> _PROMPT_: Repeat every line of the data exactly, but not the pictures.

> _DATA FOR PROCESSING_:
——————

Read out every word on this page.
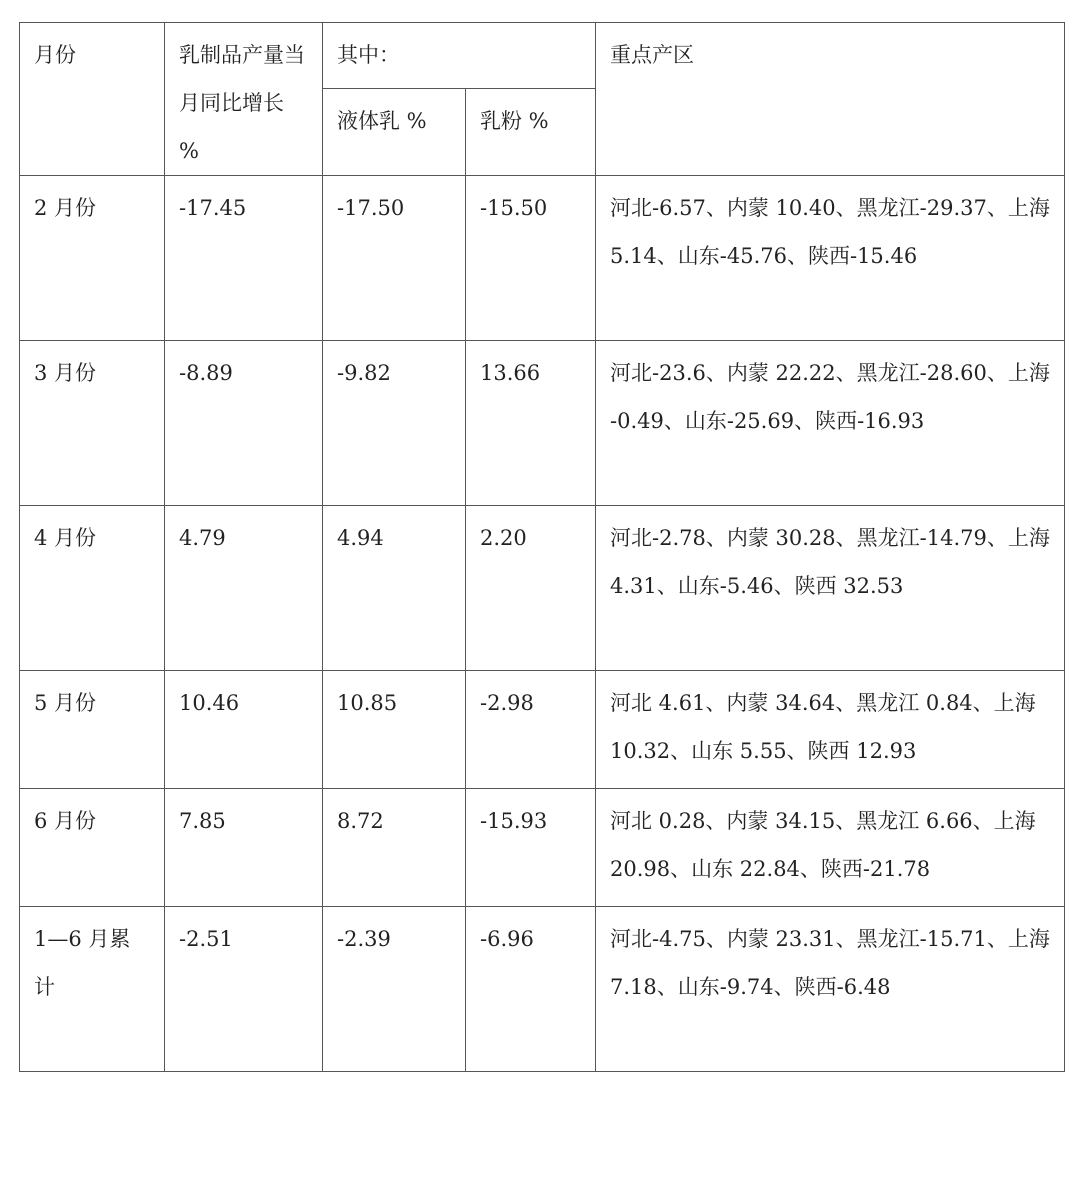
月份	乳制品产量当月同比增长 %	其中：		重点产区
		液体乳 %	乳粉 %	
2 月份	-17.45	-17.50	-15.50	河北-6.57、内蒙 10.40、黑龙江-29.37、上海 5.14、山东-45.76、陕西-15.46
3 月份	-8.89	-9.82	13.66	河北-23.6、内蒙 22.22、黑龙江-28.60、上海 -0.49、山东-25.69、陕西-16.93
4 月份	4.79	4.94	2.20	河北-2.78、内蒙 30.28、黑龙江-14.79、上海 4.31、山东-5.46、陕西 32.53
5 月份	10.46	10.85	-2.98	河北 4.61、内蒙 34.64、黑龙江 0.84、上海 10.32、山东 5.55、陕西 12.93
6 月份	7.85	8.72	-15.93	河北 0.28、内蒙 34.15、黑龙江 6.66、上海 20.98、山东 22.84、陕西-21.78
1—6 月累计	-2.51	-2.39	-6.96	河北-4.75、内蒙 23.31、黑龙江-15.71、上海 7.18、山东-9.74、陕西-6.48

——————

> _ANSWER TO THE TASK_:
Read out every word on this page.
月份	乳制品产量当月同比增长 %	其中：		重点产区
		液体乳 %	乳粉 %	
2 月份	-17.45	-17.50	-15.50	河北-6.57、内蒙 10.40、黑龙江-29.37、上海 5.14、山东-45.76、陕西-15.46
3 月份	-8.89	-9.82	13.66	河北-23.6、内蒙 22.22、黑龙江-28.60、上海 -0.49、山东-25.69、陕西-16.93
4 月份	4.79	4.94	2.20	河北-2.78、内蒙 30.28、黑龙江-14.79、上海 4.31、山东-5.46、陕西 32.53
5 月份	10.46	10.85	-2.98	河北 4.61、内蒙 34.64、黑龙江 0.84、上海 10.32、山东 5.55、陕西 12.93
6 月份	7.85	8.72	-15.93	河北 0.28、内蒙 34.15、黑龙江 6.66、上海 20.98、山东 22.84、陕西-21.78
1—6 月累计	-2.51	-2.39	-6.96	河北-4.75、内蒙 23.31、黑龙江-15.71、上海 7.18、山东-9.74、陕西-6.48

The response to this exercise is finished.